### [Goal of the exercise]
How many of the lines below hold the word "исследования"? Answer only with the number.

### [Collected data]
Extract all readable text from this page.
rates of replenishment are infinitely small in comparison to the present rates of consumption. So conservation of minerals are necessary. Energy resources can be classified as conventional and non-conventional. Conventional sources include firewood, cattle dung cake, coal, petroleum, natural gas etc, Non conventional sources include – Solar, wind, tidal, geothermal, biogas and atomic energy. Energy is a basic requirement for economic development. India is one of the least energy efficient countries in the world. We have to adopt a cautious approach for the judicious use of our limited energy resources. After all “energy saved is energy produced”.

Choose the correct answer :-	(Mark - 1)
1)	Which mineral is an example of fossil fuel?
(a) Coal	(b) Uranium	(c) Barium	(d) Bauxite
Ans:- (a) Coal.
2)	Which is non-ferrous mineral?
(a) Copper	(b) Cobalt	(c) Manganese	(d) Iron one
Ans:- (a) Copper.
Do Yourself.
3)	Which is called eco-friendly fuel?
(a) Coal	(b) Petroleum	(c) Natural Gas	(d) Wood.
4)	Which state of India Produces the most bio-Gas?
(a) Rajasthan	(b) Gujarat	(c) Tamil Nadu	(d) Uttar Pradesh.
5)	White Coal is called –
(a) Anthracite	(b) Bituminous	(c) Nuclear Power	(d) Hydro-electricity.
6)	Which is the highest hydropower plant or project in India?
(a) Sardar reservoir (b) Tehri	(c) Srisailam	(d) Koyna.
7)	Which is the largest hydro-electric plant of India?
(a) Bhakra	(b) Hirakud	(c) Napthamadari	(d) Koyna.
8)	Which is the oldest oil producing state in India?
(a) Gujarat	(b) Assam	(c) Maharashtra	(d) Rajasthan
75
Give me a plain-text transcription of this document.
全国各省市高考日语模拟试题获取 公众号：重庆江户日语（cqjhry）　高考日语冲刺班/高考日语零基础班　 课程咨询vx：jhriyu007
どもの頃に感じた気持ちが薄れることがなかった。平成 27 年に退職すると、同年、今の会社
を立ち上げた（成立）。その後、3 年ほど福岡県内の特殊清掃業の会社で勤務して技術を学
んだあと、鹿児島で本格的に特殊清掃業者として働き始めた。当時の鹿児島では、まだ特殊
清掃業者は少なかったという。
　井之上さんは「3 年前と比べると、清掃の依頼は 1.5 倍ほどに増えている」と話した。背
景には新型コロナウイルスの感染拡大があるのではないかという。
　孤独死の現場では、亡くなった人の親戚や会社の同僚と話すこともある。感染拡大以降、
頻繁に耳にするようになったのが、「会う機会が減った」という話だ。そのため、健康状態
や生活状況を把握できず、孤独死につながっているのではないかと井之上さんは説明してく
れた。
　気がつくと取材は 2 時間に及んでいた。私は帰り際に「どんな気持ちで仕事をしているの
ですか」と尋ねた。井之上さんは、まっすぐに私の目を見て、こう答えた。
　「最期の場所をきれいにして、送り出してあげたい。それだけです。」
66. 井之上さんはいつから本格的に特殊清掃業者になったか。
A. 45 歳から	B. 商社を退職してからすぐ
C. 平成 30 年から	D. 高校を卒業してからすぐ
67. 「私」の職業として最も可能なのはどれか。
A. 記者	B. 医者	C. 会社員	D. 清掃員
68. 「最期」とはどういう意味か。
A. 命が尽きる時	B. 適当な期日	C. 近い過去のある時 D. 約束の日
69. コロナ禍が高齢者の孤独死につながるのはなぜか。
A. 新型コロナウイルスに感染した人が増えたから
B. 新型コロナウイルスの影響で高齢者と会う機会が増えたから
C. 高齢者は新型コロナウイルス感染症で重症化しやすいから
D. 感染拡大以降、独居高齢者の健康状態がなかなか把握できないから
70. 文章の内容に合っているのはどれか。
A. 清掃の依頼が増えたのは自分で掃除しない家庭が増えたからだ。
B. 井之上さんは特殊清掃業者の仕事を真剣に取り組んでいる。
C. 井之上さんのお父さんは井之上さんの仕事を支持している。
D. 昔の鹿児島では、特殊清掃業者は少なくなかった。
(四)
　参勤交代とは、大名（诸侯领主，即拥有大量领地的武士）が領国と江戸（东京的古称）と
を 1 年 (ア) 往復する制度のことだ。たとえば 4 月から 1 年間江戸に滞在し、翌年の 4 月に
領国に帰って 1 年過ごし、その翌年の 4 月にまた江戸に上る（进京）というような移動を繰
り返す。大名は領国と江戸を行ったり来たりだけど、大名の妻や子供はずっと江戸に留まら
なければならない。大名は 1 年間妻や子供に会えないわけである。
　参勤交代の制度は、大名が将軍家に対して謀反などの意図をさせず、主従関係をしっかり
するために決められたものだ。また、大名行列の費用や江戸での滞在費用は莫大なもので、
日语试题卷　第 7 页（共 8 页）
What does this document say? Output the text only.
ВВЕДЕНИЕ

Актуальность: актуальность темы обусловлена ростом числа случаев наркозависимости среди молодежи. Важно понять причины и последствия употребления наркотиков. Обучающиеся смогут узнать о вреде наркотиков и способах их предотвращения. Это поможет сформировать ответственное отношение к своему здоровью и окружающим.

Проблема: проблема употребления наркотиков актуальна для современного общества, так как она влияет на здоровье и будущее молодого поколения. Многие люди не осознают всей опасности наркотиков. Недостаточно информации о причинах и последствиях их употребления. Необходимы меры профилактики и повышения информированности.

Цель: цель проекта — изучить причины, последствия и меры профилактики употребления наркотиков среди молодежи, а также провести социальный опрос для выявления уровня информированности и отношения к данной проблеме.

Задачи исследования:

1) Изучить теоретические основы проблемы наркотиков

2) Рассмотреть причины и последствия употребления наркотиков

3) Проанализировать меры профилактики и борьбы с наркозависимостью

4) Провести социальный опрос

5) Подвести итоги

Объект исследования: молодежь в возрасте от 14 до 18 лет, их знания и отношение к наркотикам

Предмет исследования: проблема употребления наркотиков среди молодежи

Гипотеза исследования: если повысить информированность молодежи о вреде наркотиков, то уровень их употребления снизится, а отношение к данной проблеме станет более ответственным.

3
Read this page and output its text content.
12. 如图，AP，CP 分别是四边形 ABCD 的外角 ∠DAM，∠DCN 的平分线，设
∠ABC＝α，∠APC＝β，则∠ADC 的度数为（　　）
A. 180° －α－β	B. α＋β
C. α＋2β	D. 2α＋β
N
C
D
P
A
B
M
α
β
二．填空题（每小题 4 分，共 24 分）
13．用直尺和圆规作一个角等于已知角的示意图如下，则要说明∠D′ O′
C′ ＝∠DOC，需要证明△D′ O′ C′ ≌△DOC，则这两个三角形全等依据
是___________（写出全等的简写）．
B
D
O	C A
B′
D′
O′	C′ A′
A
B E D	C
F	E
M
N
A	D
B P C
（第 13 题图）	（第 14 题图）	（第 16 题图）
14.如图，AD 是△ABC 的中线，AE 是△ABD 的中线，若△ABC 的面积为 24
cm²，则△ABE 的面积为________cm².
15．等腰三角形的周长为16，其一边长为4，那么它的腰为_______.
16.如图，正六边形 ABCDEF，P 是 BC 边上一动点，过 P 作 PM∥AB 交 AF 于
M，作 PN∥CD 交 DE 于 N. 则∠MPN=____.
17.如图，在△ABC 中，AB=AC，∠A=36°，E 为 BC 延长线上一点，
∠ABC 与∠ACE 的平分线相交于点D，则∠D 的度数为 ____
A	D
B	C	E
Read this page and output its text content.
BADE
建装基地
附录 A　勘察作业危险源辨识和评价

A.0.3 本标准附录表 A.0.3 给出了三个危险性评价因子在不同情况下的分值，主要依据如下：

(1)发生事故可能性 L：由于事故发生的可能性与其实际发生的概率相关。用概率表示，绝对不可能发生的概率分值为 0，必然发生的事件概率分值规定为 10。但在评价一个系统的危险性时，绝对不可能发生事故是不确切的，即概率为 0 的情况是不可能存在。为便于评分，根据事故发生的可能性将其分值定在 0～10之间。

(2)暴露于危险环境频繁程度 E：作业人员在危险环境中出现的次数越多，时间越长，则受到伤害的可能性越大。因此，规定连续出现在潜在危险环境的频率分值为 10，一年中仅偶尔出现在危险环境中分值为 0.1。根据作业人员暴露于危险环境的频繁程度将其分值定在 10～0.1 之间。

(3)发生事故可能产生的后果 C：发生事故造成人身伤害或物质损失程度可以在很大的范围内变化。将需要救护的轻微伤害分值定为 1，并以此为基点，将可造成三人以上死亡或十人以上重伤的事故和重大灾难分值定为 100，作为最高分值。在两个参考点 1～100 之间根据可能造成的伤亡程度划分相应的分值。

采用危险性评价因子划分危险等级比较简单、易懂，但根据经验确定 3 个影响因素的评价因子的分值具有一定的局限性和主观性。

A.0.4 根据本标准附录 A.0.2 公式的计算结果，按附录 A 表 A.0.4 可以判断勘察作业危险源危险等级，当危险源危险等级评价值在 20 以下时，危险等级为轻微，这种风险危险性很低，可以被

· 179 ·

### [Response to the task]
4